Output every line below exactly.

++++ Data listing

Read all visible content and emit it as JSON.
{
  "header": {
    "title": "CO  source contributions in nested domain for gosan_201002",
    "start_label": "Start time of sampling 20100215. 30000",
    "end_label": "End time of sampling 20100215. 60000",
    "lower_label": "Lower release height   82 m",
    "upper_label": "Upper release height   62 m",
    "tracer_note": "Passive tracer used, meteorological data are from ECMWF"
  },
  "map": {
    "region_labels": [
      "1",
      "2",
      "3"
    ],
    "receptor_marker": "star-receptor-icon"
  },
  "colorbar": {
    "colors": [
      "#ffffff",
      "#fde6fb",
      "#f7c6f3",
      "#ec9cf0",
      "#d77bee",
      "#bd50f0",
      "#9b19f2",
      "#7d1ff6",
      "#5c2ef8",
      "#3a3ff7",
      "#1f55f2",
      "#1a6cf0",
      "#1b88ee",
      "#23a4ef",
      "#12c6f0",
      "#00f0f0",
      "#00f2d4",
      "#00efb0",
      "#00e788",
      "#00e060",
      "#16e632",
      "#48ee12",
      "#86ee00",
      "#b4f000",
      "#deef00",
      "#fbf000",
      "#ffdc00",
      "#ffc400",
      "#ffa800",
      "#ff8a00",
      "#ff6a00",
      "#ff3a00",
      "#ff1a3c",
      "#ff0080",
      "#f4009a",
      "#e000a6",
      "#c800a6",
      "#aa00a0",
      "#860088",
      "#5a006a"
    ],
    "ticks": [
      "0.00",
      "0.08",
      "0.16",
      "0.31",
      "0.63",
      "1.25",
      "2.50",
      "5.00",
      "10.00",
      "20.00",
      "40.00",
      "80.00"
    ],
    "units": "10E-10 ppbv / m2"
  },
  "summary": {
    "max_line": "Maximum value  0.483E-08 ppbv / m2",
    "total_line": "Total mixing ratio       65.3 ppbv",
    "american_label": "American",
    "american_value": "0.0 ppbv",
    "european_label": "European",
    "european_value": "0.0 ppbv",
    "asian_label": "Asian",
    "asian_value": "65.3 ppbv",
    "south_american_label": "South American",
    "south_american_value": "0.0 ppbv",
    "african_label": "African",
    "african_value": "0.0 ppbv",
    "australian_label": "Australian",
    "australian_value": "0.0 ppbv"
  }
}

++++++++

Solution for this exercise:
Read all visible content and emit it as JSON.
{
  "header": {
    "title": "CO  source contributions in nested domain for gosan_201002",
    "start_label": "Start time of sampling 20100215. 30000",
    "end_label": "End time of sampling 20100215. 60000",
    "lower_label": "Lower release height   82 m",
    "upper_label": "Upper release height   62 m",
    "tracer_note": "Passive tracer used, meteorological data are from ECMWF"
  },
  "map": {
    "region_labels": [
      "1",
      "2",
      "3"
    ],
    "receptor_marker": "star-receptor-icon"
  },
  "colorbar": {
    "colors": [
      "#ffffff",
      "#fde6fb",
      "#f7c6f3",
      "#ec9cf0",
      "#d77bee",
      "#bd50f0",
      "#9b19f2",
      "#7d1ff6",
      "#5c2ef8",
      "#3a3ff7",
      "#1f55f2",
      "#1a6cf0",
      "#1b88ee",
      "#23a4ef",
      "#12c6f0",
      "#00f0f0",
      "#00f2d4",
      "#00efb0",
      "#00e788",
      "#00e060",
      "#16e632",
      "#48ee12",
      "#86ee00",
      "#b4f000",
      "#deef00",
      "#fbf000",
      "#ffdc00",
      "#ffc400",
      "#ffa800",
      "#ff8a00",
      "#ff6a00",
      "#ff3a00",
      "#ff1a3c",
      "#ff0080",
      "#f4009a",
      "#e000a6",
      "#c800a6",
      "#aa00a0",
      "#860088",
      "#5a006a"
    ],
    "ticks": [
      "0.00",
      "0.08",
      "0.16",
      "0.31",
      "0.63",
      "1.25",
      "2.50",
      "5.00",
      "10.00",
      "20.00",
      "40.00",
      "80.00"
    ],
    "units": "10E-10 ppbv / m2"
  },
  "summary": {
    "max_line": "Maximum value  0.483E-08 ppbv / m2",
    "total_line": "Total mixing ratio       65.3 ppbv",
    "american_label": "American",
    "american_value": "0.0 ppbv",
    "european_label": "European",
    "european_value": "0.0 ppbv",
    "asian_label": "Asian",
    "asian_value": "65.3 ppbv",
    "south_american_label": "South American",
    "south_american_value": "0.0 ppbv",
    "african_label": "African",
    "african_value": "0.0 ppbv",
    "australian_label": "Australian",
    "australian_value": "0.0 ppbv"
  }
}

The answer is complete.